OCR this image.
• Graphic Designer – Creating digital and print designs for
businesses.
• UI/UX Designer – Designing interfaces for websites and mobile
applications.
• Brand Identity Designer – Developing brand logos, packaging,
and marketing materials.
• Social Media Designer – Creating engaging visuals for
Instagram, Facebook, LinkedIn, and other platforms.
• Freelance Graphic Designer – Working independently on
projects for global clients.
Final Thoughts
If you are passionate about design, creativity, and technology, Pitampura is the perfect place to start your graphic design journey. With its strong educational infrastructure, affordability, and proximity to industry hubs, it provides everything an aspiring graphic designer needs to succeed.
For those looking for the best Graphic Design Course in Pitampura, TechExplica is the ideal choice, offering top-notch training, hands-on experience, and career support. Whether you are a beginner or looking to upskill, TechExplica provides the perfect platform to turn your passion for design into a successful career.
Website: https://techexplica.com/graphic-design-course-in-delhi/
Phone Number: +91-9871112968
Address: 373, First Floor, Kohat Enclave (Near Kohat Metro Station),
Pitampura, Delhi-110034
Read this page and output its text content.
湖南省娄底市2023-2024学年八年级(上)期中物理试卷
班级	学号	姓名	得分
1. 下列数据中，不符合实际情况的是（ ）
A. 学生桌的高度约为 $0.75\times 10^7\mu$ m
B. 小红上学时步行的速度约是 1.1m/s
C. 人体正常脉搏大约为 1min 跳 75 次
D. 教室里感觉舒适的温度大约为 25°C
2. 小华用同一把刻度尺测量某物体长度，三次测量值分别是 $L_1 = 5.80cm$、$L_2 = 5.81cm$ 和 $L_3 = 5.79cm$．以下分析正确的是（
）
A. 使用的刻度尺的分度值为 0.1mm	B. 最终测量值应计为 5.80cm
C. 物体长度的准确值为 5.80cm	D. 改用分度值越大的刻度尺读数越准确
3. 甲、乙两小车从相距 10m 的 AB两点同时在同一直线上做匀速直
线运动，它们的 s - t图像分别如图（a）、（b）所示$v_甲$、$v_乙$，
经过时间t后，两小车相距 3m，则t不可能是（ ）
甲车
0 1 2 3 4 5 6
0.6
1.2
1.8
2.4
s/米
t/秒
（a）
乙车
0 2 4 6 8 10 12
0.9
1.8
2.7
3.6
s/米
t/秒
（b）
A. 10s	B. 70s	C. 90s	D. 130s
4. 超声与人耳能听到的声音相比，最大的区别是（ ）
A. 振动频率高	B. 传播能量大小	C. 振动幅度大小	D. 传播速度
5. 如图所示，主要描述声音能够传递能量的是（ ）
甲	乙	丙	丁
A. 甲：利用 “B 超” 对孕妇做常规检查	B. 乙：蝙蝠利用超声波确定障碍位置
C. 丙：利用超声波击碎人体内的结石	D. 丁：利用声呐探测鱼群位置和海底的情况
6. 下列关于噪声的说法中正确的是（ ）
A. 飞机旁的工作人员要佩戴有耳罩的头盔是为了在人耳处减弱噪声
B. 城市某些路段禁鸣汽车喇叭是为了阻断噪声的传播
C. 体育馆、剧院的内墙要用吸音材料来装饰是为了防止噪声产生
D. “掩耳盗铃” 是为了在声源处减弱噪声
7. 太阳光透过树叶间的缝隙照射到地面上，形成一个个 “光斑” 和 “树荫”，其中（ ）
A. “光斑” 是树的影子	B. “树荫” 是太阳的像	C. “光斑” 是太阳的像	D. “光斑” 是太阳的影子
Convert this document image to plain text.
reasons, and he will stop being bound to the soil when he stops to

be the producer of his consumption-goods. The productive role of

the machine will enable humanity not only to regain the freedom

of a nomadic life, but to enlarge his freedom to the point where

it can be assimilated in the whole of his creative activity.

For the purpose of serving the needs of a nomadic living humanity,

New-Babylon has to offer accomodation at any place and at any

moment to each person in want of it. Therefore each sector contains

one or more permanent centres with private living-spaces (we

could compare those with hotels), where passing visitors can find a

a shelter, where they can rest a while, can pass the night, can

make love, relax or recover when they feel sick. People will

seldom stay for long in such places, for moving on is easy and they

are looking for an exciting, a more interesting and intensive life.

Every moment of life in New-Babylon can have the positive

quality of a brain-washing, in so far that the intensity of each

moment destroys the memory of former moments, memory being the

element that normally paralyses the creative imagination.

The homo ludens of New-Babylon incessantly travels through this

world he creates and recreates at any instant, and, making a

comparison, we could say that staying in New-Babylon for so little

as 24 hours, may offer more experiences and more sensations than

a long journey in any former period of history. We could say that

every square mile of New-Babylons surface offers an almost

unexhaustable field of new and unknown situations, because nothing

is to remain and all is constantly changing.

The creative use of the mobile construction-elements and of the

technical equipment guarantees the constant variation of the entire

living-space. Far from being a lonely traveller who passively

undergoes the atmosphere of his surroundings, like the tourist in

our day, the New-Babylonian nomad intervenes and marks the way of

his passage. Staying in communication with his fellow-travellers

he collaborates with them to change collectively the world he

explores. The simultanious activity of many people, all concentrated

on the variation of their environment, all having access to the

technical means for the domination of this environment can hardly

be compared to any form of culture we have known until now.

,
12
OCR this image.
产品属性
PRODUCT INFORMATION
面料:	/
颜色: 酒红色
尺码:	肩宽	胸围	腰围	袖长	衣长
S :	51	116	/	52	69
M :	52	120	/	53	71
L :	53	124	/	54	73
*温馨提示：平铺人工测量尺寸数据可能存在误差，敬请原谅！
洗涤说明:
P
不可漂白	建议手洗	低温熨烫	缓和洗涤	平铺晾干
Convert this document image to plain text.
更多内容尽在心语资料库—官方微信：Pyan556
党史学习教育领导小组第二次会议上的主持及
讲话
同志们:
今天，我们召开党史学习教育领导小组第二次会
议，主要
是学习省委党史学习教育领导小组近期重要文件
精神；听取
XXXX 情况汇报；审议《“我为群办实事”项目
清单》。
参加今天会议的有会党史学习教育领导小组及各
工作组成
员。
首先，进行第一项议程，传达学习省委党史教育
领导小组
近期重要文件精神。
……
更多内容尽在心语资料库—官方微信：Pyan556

____________________

**Problem**
Spot every line that holds "will" and copy it.

**Exercise answer**
reasons, and he will stop being bound to the soil when he stops to
the machine will enable humanity not only to regain the freedom
make love, relax or recover when they feel sick. People will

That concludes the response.